— START OF Input rows —

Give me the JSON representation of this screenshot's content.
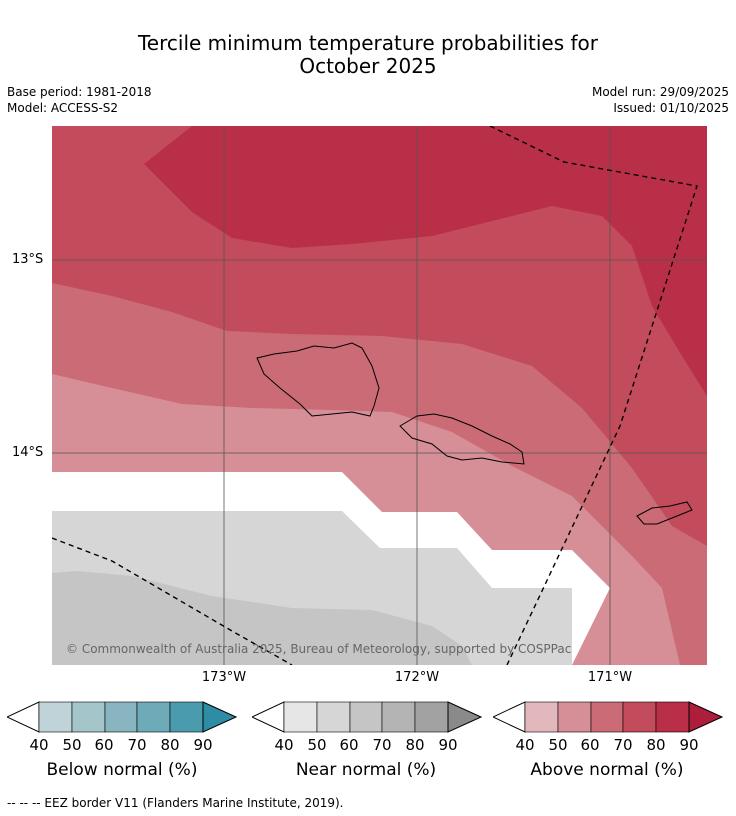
{
  "title_line1": "Tercile minimum temperature probabilities for",
  "title_line2": "October 2025",
  "meta_left": {
    "base_period": "Base period: 1981-2018",
    "model": "Model: ACCESS-S2"
  },
  "meta_right": {
    "model_run": "Model run: 29/09/2025",
    "issued": "Issued: 01/10/2025"
  },
  "map": {
    "lat_labels": [
      "13°S",
      "14°S"
    ],
    "lon_labels": [
      "173°W",
      "172°W",
      "171°W"
    ],
    "copyright": "© Commonwealth of Australia 2025, Bureau of Meteorology, supported by COSPPac"
  },
  "legends": [
    {
      "title": "Below normal (%)",
      "ticks": [
        "40",
        "50",
        "60",
        "70",
        "80",
        "90"
      ],
      "colors": [
        "#bfd3d8",
        "#a4c6cb",
        "#88b5c0",
        "#6eabb9",
        "#4b9baf",
        "#2e8ca5"
      ]
    },
    {
      "title": "Near normal (%)",
      "ticks": [
        "40",
        "50",
        "60",
        "70",
        "80",
        "90"
      ],
      "colors": [
        "#e6e6e6",
        "#d6d6d6",
        "#c5c5c5",
        "#b4b4b4",
        "#a2a2a2",
        "#8a8a8a"
      ]
    },
    {
      "title": "Above normal (%)",
      "ticks": [
        "40",
        "50",
        "60",
        "70",
        "80",
        "90"
      ],
      "colors": [
        "#e2b8bd",
        "#d68e97",
        "#cb6b76",
        "#c24c5b",
        "#b92f48",
        "#ad1e3c"
      ]
    }
  ],
  "footnote": "--  --  -- EEZ border V11 (Flanders Marine Institute, 2019)."
}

— END OF Input rows —

- **Aim of the task**:
Omit every picture, then repeat the remaining data exactly as it appears above.

- **Exercise result**:
Give me the JSON representation of this screenshot's content.
{
  "title_line1": "Tercile minimum temperature probabilities for",
  "title_line2": "October 2025",
  "meta_left": {
    "base_period": "Base period: 1981-2018",
    "model": "Model: ACCESS-S2"
  },
  "meta_right": {
    "model_run": "Model run: 29/09/2025",
    "issued": "Issued: 01/10/2025"
  },
  "map": {
    "lat_labels": [
      "13°S",
      "14°S"
    ],
    "lon_labels": [
      "173°W",
      "172°W",
      "171°W"
    ],
    "copyright": "© Commonwealth of Australia 2025, Bureau of Meteorology, supported by COSPPac"
  },
  "legends": [
    {
      "title": "Below normal (%)",
      "ticks": [
        "40",
        "50",
        "60",
        "70",
        "80",
        "90"
      ],
      "colors": [
        "#bfd3d8",
        "#a4c6cb",
        "#88b5c0",
        "#6eabb9",
        "#4b9baf",
        "#2e8ca5"
      ]
    },
    {
      "title": "Near normal (%)",
      "ticks": [
        "40",
        "50",
        "60",
        "70",
        "80",
        "90"
      ],
      "colors": [
        "#e6e6e6",
        "#d6d6d6",
        "#c5c5c5",
        "#b4b4b4",
        "#a2a2a2",
        "#8a8a8a"
      ]
    },
    {
      "title": "Above normal (%)",
      "ticks": [
        "40",
        "50",
        "60",
        "70",
        "80",
        "90"
      ],
      "colors": [
        "#e2b8bd",
        "#d68e97",
        "#cb6b76",
        "#c24c5b",
        "#b92f48",
        "#ad1e3c"
      ]
    }
  ],
  "footnote": "--  --  -- EEZ border V11 (Flanders Marine Institute, 2019)."
}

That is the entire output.